● WHAT TO WORK ON
Include in the output the line containing "Transcribe the text in this document." and each subsequent line of the records, through the end, transcribed exactly. Add nothing else.

# RECORD LIST start

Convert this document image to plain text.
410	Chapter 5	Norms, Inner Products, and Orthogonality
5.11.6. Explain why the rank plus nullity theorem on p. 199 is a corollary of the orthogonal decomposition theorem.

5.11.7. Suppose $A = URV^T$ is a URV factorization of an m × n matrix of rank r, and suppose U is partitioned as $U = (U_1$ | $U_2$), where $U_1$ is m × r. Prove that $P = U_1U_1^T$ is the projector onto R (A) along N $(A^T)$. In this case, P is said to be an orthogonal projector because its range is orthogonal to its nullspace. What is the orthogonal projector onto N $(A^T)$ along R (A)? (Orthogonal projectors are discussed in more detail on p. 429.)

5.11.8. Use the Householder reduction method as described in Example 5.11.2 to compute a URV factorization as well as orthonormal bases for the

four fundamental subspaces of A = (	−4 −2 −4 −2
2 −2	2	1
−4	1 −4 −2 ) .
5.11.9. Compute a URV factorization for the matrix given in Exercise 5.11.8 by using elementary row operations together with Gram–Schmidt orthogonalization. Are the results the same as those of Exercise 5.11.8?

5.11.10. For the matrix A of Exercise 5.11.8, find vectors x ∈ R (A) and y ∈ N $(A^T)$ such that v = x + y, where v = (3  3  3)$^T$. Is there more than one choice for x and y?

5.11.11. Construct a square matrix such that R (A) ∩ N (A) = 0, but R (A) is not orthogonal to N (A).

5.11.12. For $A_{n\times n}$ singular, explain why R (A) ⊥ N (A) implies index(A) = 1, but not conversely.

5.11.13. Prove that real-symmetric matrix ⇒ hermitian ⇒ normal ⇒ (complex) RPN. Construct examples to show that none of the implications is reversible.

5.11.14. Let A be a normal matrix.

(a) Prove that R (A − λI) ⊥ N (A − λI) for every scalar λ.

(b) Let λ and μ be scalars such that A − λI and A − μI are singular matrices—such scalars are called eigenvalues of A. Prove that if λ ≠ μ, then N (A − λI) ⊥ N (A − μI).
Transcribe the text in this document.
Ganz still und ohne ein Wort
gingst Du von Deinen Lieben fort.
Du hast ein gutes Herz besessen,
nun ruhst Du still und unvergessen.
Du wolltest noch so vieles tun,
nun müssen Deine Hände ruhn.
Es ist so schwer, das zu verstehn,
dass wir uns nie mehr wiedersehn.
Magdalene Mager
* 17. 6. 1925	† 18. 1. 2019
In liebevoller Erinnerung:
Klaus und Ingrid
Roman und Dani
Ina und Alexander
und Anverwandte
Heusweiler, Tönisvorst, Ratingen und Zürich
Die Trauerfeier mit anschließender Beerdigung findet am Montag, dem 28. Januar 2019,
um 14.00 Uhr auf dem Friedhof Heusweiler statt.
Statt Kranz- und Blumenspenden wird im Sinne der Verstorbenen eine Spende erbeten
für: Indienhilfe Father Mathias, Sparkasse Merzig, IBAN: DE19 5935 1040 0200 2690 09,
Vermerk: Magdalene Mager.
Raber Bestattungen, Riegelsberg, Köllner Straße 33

# RECORD LIST end

● EXERCISE ANSWER
Transcribe the text in this document.
Ganz still und ohne ein Wort
gingst Du von Deinen Lieben fort.
Du hast ein gutes Herz besessen,
nun ruhst Du still und unvergessen.
Du wolltest noch so vieles tun,
nun müssen Deine Hände ruhn.
Es ist so schwer, das zu verstehn,
dass wir uns nie mehr wiedersehn.
Magdalene Mager
* 17. 6. 1925	† 18. 1. 2019
In liebevoller Erinnerung:
Klaus und Ingrid
Roman und Dani
Ina und Alexander
und Anverwandte
Heusweiler, Tönisvorst, Ratingen und Zürich
Die Trauerfeier mit anschließender Beerdigung findet am Montag, dem 28. Januar 2019,
um 14.00 Uhr auf dem Friedhof Heusweiler statt.
Statt Kranz- und Blumenspenden wird im Sinne der Verstorbenen eine Spende erbeten
für: Indienhilfe Father Mathias, Sparkasse Merzig, IBAN: DE19 5935 1040 0200 2690 09,
Vermerk: Magdalene Mager.
Raber Bestattungen, Riegelsberg, Köllner Straße 33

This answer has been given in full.